» YOUR OBJECTIVE
Using the listing below, extract each line that has the word "ceres" in it.

(Items from a figure collection)

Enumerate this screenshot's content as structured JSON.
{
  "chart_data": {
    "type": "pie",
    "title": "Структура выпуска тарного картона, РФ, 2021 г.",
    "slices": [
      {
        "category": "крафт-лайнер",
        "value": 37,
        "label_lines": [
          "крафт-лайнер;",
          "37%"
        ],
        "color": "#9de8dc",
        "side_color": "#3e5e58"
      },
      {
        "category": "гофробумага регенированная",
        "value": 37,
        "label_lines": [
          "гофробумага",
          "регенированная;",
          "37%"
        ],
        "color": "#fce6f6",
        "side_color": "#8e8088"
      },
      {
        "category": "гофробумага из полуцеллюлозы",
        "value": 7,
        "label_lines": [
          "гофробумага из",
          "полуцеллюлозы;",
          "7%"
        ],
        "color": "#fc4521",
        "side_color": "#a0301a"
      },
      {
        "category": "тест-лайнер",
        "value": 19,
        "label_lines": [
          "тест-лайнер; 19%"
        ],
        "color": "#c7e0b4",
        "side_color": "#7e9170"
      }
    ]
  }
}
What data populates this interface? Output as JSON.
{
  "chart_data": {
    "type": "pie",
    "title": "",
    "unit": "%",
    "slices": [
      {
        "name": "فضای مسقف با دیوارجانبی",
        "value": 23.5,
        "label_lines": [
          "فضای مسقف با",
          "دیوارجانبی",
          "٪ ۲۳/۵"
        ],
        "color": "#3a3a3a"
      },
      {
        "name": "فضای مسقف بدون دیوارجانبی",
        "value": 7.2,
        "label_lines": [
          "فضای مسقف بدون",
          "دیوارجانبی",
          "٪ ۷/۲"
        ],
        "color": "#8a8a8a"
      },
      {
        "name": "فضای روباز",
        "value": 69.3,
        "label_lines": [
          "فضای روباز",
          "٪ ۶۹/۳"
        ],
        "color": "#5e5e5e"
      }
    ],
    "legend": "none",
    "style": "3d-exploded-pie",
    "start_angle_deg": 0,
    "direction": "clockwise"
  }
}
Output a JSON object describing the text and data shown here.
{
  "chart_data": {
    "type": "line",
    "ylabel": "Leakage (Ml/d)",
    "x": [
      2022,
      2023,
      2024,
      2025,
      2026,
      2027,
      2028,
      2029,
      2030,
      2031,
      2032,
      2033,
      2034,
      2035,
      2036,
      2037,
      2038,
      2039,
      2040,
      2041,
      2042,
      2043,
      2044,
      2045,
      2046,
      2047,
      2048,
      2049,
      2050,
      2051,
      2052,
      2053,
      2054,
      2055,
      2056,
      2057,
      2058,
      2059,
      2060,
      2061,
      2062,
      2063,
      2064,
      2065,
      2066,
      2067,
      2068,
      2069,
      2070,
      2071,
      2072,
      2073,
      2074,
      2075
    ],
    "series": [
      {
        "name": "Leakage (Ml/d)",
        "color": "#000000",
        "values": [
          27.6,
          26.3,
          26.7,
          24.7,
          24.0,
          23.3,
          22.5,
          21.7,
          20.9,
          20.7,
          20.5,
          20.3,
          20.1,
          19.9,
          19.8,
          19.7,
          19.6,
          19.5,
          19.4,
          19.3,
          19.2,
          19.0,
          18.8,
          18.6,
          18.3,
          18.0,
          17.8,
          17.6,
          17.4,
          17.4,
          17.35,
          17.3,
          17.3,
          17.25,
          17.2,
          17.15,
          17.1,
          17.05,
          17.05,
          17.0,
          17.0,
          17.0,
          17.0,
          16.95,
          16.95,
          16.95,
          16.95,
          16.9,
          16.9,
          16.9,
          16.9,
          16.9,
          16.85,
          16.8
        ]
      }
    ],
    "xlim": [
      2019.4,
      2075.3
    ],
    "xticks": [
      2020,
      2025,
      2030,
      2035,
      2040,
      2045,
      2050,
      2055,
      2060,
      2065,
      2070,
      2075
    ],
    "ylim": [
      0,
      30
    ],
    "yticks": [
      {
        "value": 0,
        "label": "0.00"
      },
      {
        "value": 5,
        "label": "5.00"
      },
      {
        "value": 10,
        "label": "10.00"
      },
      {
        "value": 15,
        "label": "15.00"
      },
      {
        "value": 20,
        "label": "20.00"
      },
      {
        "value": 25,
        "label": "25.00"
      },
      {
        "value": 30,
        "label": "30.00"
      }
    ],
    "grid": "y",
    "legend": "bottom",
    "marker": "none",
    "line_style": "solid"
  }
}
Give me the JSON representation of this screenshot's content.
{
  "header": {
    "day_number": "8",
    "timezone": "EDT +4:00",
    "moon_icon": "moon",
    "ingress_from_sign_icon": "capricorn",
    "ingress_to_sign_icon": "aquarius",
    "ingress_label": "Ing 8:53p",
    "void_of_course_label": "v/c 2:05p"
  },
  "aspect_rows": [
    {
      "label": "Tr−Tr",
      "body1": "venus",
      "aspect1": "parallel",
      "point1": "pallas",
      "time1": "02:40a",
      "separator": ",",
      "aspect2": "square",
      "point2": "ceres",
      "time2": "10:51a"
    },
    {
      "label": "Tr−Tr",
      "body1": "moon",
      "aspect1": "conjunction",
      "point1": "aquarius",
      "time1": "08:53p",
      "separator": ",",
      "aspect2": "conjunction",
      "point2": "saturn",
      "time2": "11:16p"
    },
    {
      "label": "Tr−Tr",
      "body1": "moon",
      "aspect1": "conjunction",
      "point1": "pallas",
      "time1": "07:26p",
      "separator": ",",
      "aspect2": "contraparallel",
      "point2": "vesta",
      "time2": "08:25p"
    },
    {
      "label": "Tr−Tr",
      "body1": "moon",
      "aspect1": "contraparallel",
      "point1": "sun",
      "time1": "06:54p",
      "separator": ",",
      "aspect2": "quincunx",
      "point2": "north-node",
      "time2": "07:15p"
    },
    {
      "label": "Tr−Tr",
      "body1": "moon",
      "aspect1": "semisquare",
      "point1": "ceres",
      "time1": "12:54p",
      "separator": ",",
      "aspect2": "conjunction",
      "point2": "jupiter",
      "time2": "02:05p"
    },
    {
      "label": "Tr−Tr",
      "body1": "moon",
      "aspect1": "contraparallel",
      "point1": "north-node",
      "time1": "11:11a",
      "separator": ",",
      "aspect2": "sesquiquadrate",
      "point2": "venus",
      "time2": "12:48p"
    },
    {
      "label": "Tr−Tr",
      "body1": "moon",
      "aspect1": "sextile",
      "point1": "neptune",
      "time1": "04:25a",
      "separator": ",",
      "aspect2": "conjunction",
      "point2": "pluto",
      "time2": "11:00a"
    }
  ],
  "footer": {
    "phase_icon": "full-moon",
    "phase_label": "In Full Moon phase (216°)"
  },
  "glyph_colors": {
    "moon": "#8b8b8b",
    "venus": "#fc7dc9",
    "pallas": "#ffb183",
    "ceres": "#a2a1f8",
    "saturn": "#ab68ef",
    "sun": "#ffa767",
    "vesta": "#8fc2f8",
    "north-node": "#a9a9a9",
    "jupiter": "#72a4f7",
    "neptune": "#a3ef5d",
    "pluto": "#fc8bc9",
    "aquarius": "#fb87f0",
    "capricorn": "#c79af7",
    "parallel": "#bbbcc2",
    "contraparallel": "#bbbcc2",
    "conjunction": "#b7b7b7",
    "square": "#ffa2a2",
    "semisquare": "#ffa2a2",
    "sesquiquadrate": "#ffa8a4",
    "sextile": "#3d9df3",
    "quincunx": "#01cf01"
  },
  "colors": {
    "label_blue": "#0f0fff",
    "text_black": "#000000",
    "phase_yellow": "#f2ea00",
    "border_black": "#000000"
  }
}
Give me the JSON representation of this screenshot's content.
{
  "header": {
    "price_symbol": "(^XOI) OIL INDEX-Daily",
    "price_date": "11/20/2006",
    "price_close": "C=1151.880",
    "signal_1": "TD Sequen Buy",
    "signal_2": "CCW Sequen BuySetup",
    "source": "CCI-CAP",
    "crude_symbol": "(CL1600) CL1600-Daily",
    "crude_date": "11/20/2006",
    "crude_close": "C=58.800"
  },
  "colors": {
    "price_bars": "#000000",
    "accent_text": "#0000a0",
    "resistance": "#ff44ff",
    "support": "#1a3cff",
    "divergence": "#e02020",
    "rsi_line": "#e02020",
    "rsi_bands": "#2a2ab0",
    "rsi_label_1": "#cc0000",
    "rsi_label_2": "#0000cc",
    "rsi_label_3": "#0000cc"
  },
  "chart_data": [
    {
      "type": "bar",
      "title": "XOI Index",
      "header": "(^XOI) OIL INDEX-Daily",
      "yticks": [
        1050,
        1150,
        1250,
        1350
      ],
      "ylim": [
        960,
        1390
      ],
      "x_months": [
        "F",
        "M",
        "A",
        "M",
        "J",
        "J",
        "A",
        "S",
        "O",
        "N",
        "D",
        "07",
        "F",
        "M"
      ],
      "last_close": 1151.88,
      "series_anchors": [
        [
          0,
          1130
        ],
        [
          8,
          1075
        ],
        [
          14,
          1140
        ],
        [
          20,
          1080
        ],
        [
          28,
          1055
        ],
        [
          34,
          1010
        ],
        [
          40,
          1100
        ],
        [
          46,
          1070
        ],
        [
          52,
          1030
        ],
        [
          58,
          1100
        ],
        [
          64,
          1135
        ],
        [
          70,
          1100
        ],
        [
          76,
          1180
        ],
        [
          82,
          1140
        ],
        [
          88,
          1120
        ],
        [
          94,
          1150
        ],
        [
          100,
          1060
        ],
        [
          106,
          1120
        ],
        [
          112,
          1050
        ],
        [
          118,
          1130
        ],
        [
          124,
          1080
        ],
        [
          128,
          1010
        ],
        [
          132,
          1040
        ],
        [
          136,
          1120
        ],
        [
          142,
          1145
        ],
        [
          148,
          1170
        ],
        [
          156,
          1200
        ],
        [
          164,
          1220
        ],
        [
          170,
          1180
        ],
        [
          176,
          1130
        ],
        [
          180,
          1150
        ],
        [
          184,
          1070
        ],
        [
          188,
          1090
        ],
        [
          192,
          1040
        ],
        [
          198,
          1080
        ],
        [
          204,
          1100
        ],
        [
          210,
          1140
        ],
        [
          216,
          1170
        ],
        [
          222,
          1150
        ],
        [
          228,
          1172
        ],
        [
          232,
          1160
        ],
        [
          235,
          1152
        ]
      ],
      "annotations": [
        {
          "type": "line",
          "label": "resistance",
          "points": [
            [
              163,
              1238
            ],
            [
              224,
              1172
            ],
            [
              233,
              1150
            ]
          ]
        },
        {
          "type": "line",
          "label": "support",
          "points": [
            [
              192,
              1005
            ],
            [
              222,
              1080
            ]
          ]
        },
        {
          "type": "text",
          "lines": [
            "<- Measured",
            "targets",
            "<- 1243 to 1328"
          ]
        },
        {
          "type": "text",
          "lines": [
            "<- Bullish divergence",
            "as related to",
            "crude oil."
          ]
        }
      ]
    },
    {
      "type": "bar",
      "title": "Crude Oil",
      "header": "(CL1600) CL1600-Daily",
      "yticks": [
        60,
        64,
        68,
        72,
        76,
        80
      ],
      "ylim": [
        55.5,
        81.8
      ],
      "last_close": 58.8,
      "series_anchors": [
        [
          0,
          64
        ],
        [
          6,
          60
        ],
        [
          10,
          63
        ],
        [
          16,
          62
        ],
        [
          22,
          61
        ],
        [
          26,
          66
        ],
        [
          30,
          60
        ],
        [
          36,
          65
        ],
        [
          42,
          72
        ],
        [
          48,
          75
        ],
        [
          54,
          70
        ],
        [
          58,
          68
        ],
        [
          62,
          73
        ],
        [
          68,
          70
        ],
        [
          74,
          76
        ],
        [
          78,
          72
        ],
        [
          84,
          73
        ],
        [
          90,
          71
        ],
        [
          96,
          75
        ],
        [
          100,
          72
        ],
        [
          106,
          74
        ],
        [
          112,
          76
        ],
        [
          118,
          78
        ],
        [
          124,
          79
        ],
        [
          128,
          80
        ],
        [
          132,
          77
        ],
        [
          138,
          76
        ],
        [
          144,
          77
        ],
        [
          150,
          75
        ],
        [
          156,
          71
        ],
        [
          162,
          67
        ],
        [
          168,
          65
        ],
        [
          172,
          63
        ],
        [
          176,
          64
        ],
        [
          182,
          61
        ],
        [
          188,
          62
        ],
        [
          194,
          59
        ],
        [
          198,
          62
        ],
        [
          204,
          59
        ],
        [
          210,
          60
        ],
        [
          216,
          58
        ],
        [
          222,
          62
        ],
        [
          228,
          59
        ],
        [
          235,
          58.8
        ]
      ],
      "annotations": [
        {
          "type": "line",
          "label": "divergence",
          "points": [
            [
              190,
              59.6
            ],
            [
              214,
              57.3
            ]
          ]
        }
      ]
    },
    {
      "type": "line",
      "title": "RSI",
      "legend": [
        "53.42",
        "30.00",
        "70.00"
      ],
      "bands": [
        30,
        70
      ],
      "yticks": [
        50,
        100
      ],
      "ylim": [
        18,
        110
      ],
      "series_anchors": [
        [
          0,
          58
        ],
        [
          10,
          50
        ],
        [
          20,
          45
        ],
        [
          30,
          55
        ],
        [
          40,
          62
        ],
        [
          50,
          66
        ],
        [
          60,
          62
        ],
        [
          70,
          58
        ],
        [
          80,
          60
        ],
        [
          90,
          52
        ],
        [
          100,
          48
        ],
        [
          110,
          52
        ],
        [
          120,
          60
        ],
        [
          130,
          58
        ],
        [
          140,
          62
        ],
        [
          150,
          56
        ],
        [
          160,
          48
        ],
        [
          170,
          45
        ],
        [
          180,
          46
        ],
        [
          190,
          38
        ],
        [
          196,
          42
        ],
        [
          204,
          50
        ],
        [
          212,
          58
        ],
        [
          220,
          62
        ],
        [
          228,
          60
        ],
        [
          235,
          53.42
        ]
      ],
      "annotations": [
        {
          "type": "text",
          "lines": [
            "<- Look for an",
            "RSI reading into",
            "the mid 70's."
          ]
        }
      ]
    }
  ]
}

» RESPONSE
      "point2": "ceres",
      "point1": "ceres",
    "ceres": "#a2a1f8",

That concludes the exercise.